» Work required
Arrange the records as a Markdown table with the columns Row and Line, starting at the very beginning of the records and ending at the line containing "Circle shape <box>50 177 66 193</box>". Omit any blank lines.

» Box annotation data
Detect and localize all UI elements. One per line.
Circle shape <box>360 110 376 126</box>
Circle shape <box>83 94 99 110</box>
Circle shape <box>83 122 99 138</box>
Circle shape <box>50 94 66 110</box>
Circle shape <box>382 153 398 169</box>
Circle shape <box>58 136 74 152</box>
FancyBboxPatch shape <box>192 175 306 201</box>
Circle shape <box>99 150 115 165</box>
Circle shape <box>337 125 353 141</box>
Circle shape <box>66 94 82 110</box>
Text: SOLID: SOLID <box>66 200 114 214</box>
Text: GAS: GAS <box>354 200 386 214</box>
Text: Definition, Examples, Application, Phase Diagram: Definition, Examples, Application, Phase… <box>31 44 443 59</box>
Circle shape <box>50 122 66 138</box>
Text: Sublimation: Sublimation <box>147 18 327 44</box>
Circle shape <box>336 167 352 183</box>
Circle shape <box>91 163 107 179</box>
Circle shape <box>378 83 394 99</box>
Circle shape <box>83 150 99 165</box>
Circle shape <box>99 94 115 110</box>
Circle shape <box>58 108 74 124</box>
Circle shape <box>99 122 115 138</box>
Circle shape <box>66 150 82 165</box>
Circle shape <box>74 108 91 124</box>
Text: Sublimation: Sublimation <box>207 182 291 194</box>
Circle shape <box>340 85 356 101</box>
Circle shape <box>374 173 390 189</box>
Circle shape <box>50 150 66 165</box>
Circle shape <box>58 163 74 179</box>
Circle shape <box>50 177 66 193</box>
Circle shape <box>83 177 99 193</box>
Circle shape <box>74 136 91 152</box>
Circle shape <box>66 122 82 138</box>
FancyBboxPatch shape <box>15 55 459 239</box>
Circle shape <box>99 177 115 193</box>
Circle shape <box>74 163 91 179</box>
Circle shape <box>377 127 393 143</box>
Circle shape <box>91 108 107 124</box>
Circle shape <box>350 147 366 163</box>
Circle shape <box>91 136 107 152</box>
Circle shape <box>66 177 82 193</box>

» Response for this exercise
| Row | Line |
|---|---|
| 1 | Detect and localize all UI elements. One per line. |
| 2 | Circle shape <box>360 110 376 126</box> |
| 3 | Circle shape <box>83 94 99 110</box> |
| 4 | Circle shape <box>83 122 99 138</box> |
| 5 | Circle shape <box>50 94 66 110</box> |
| 6 | Circle shape <box>382 153 398 169</box> |
| 7 | Circle shape <box>58 136 74 152</box> |
| 8 | FancyBboxPatch shape <box>192 175 306 201</box> |
| 9 | Circle shape <box>99 150 115 165</box> |
| 10 | Circle shape <box>337 125 353 141</box> |
| 11 | Circle shape <box>66 94 82 110</box> |
| 12 | Text: SOLID: SOLID <box>66 200 114 214</box> |
| 13 | Text: GAS: GAS <box>354 200 386 214</box> |
| 14 | Text: Definition, Examples, Application, Phase Diagram: Definition, Examples, Application, Phase… <box>31 44 443 59</box> |
| 15 | Circle shape <box>50 122 66 138</box> |
| 16 | Text: Sublimation: Sublimation <box>147 18 327 44</box> |
| 17 | Circle shape <box>336 167 352 183</box> |
| 18 | Circle shape <box>91 163 107 179</box> |
| 19 | Circle shape <box>378 83 394 99</box> |
| 20 | Circle shape <box>83 150 99 165</box> |
| 21 | Circle shape <box>99 94 115 110</box> |
| 22 | Circle shape <box>58 108 74 124</box> |
| 23 | Circle shape <box>99 122 115 138</box> |
| 24 | Circle shape <box>66 150 82 165</box> |
| 25 | Circle shape <box>74 108 91 124</box> |
| 26 | Text: Sublimation: Sublimation <box>207 182 291 194</box> |
| 27 | Circle shape <box>340 85 356 101</box> |
| 28 | Circle shape <box>374 173 390 189</box> |
| 29 | Circle shape <box>50 150 66 165</box> |
| 30 | Circle shape <box>58 163 74 179</box> |
| 31 | Circle shape <box>50 177 66 193</box> |